■ Short exercise: Count lines, not occurrences: give the number of lines holding the word "monde", and nothing besides.

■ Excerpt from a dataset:
######

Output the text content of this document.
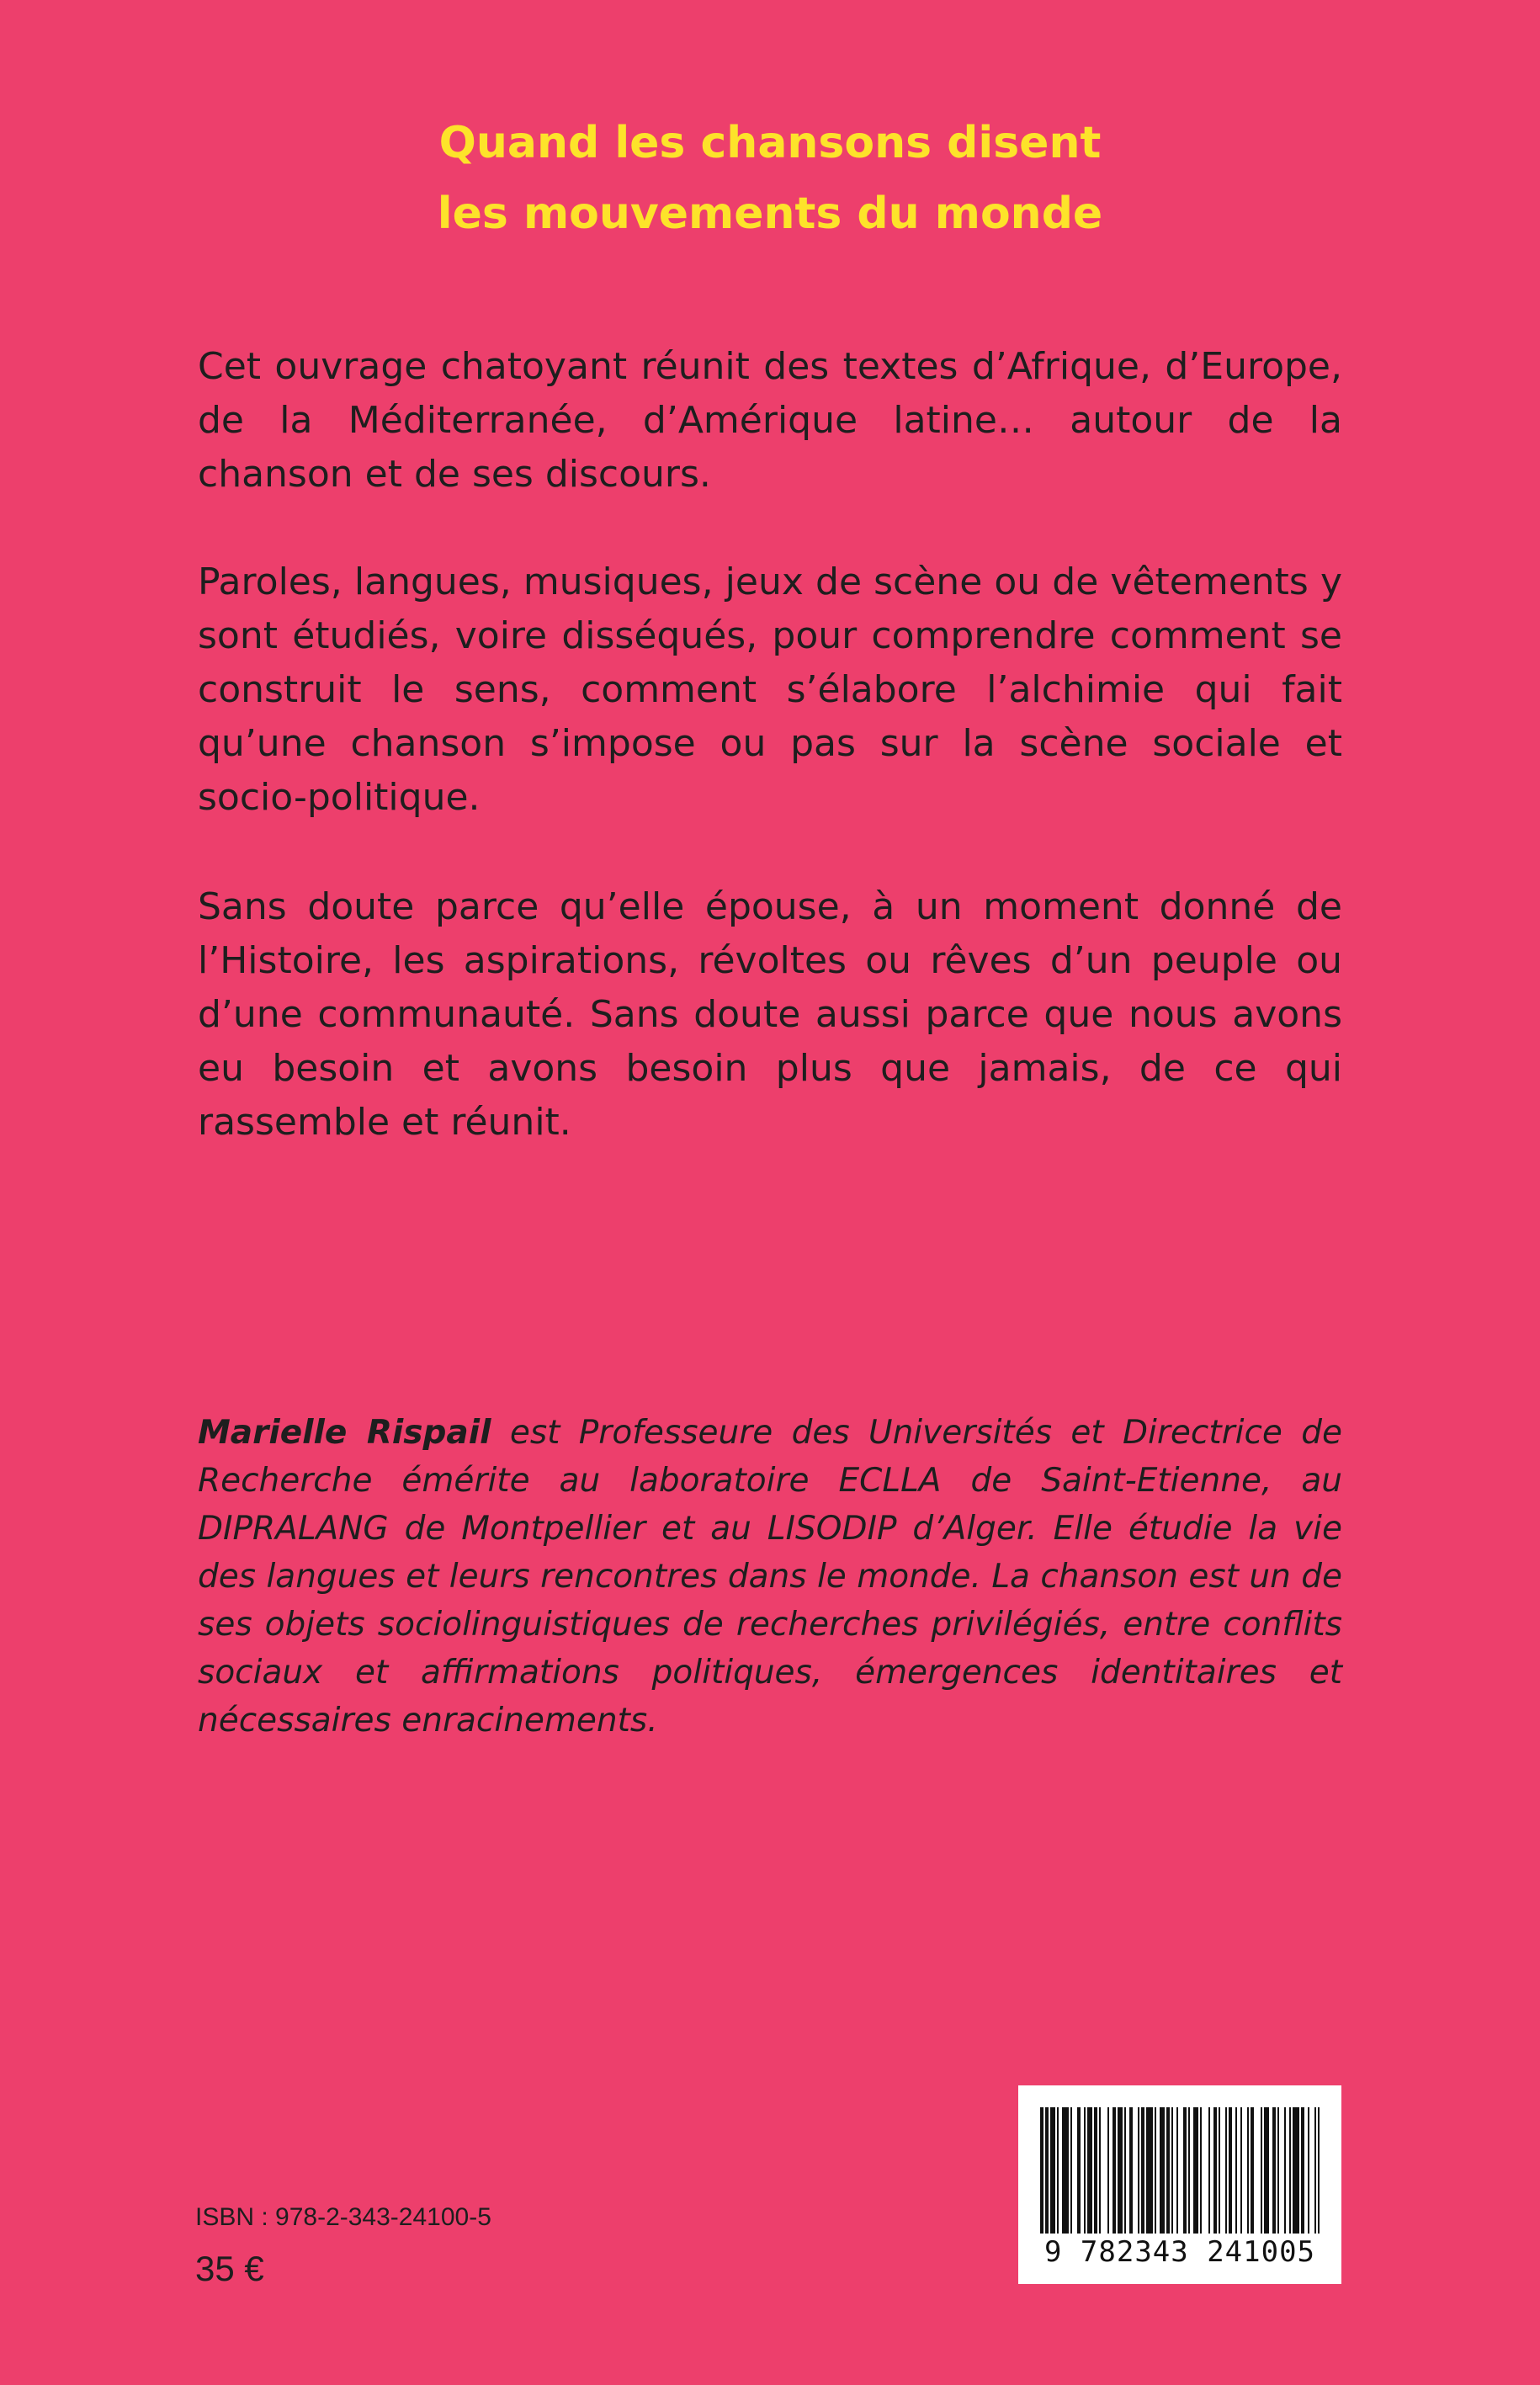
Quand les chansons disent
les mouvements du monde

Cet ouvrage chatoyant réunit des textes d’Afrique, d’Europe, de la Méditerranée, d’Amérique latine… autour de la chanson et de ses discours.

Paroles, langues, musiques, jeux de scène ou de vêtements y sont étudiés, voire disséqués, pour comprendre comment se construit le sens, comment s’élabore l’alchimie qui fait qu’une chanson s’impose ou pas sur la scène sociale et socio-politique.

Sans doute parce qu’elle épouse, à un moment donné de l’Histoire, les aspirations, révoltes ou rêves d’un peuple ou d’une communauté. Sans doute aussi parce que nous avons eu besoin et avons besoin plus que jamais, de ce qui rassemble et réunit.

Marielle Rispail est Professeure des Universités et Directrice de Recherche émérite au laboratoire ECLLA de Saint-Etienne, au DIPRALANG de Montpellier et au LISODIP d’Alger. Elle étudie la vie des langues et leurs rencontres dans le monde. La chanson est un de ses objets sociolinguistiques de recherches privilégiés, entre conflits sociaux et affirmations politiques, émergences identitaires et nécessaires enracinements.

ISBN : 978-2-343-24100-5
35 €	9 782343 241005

######

■ Response to the task: 2